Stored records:
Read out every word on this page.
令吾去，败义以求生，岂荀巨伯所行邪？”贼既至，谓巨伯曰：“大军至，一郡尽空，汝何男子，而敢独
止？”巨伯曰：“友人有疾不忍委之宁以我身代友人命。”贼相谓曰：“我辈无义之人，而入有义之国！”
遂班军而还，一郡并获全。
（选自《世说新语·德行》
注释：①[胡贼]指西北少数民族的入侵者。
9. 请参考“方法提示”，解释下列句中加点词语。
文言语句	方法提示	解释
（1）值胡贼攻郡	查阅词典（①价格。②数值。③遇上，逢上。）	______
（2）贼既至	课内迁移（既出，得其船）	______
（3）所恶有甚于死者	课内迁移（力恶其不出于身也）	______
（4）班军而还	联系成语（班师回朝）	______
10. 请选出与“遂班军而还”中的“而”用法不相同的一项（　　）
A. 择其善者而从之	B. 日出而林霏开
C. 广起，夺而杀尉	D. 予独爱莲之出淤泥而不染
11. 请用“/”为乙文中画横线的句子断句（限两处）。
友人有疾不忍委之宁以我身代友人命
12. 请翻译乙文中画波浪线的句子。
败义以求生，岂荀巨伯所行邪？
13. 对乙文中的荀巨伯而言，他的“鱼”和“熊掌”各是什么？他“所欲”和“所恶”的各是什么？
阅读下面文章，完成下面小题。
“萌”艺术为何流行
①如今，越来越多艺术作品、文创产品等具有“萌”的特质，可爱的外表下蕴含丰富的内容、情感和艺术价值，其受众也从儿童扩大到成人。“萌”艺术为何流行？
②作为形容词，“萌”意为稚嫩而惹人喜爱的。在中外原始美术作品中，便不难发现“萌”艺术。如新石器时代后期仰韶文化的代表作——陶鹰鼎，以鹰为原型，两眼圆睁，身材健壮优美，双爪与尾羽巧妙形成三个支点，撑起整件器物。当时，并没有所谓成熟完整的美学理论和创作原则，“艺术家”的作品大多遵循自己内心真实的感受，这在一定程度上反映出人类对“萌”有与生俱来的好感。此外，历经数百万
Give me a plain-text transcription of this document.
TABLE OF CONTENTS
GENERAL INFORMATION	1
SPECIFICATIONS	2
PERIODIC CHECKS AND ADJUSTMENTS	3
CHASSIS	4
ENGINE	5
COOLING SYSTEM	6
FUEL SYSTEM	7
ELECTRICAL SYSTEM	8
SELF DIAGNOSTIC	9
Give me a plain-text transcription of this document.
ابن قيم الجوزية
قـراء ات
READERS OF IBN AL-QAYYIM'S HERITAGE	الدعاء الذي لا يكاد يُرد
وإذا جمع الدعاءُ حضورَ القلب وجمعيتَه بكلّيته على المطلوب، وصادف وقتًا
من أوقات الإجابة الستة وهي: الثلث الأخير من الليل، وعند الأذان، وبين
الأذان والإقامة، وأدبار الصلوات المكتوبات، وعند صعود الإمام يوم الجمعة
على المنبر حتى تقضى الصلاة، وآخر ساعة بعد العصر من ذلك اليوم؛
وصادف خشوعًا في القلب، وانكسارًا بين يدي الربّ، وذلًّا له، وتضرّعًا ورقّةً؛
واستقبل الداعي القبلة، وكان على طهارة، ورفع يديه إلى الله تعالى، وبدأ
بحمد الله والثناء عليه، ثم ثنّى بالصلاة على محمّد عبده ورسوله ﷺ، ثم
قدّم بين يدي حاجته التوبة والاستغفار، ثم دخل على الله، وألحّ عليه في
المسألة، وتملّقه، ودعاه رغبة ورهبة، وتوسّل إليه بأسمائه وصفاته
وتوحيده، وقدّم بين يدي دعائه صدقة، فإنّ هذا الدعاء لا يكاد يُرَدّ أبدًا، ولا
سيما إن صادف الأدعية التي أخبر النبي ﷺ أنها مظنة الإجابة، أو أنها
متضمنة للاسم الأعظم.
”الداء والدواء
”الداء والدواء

Your goal
Look through the material above and work out how many of its lines contain "عليه". State the number only.

Response to the exercise
2